WHAT THIS TASK INVOLVES: Each line that holds the word "header" is to be identified and copied.

DATA FOR PROCESSING:

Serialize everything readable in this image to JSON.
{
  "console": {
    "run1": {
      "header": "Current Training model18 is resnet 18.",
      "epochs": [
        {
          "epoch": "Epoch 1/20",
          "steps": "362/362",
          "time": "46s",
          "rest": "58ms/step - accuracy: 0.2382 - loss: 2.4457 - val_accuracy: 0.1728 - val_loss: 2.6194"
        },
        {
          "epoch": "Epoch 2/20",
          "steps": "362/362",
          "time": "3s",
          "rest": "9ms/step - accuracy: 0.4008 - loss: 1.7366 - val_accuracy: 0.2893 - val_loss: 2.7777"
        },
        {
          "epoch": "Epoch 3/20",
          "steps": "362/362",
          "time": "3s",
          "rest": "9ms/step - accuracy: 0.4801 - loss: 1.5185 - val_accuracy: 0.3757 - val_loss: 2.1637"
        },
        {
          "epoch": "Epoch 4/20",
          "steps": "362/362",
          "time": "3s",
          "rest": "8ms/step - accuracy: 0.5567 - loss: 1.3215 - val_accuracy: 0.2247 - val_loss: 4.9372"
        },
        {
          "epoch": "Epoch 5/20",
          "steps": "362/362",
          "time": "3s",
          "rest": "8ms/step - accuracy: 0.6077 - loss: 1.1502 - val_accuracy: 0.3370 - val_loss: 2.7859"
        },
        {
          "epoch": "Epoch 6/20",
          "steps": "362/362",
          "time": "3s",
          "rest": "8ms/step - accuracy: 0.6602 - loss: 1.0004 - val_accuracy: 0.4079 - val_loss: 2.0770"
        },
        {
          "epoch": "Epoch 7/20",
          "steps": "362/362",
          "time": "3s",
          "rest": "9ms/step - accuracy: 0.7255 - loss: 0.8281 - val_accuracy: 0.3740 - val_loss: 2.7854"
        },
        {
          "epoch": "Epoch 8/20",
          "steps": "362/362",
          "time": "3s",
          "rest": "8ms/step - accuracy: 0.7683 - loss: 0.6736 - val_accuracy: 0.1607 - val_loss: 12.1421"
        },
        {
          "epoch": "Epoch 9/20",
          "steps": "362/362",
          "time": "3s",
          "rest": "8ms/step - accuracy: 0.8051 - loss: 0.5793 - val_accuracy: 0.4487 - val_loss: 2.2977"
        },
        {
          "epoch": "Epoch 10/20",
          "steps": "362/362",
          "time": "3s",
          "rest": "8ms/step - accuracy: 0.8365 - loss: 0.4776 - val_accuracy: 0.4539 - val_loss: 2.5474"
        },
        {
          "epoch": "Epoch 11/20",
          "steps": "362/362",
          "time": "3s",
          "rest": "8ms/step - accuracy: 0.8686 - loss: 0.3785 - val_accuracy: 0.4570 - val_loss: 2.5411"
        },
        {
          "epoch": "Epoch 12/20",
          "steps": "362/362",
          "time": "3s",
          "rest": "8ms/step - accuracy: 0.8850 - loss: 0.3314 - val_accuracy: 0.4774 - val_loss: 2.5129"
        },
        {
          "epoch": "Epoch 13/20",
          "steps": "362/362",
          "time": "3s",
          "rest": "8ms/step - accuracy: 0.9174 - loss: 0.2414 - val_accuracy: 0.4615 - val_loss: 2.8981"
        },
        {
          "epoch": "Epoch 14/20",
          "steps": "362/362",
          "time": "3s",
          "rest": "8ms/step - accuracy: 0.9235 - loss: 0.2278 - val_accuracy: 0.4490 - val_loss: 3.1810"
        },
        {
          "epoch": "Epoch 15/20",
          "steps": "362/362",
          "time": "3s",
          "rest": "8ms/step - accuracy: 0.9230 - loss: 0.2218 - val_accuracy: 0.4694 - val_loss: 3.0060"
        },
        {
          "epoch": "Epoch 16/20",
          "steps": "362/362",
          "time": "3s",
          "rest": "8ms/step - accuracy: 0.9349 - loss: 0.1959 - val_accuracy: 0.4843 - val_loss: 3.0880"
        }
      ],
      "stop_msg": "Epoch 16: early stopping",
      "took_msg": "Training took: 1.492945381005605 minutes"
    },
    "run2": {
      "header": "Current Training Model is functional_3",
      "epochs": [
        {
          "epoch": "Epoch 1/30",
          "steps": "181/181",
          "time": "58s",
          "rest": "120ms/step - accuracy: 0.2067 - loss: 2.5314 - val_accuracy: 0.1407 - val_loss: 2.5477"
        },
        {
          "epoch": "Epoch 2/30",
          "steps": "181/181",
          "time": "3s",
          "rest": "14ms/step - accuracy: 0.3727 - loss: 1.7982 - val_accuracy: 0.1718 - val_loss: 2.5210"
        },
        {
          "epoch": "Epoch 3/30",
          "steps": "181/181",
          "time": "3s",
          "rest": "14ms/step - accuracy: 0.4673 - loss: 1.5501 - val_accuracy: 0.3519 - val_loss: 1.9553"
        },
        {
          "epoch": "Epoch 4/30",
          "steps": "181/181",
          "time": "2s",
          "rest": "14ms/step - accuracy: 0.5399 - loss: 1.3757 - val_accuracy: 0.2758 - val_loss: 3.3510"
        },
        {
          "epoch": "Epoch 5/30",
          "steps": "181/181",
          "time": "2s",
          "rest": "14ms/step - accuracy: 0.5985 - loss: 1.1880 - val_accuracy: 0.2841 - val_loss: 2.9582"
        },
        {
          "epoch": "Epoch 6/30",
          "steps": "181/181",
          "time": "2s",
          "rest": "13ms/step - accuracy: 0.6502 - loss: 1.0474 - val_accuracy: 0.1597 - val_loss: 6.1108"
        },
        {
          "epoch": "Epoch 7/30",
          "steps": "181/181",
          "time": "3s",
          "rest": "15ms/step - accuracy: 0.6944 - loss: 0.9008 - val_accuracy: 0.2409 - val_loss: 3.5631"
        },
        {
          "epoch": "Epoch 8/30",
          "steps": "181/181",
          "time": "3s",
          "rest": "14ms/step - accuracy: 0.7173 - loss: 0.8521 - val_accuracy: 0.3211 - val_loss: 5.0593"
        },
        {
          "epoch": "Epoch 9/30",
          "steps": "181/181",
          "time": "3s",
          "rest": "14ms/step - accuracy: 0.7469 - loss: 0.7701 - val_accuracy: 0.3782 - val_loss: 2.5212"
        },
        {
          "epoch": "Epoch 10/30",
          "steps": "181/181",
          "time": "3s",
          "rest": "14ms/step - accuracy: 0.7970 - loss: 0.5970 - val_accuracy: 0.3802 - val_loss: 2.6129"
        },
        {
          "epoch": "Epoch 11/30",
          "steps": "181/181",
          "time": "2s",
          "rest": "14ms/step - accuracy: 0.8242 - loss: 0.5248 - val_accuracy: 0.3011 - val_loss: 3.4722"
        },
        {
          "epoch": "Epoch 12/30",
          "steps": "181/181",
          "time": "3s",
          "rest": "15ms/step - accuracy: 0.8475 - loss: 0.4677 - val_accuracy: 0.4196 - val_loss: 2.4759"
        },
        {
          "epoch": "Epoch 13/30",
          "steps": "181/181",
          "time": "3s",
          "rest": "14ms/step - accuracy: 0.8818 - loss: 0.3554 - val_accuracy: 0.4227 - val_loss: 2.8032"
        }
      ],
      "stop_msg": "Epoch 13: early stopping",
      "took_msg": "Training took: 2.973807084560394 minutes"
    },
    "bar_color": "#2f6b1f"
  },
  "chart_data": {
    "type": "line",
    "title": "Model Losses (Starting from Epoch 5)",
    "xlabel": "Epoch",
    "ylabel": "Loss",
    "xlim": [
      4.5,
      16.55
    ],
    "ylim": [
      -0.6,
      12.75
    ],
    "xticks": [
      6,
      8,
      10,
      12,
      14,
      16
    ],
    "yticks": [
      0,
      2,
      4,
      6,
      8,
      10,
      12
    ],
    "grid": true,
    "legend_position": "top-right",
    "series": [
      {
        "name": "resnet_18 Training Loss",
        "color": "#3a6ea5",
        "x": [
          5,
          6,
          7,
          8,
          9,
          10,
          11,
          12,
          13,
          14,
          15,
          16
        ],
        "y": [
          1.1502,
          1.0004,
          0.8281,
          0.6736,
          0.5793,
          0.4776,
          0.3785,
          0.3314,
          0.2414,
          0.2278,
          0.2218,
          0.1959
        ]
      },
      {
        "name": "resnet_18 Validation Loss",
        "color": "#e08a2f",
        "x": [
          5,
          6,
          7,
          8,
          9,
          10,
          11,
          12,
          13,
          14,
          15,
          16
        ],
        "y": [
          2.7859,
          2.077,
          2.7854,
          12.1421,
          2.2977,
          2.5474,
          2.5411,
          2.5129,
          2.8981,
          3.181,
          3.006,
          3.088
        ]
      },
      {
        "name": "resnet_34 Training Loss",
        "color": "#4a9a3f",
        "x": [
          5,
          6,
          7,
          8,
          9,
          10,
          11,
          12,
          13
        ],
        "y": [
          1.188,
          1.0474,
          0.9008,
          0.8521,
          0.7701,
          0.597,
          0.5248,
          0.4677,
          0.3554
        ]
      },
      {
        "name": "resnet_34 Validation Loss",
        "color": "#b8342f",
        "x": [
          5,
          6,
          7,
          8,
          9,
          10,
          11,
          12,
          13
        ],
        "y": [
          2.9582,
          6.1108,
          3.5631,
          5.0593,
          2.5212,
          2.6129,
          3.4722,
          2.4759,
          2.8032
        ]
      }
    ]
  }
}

RESULT OF THE TASK:
      "header": "Current Training model18 is resnet 18.",
      "header": "Current Training Model is functional_3",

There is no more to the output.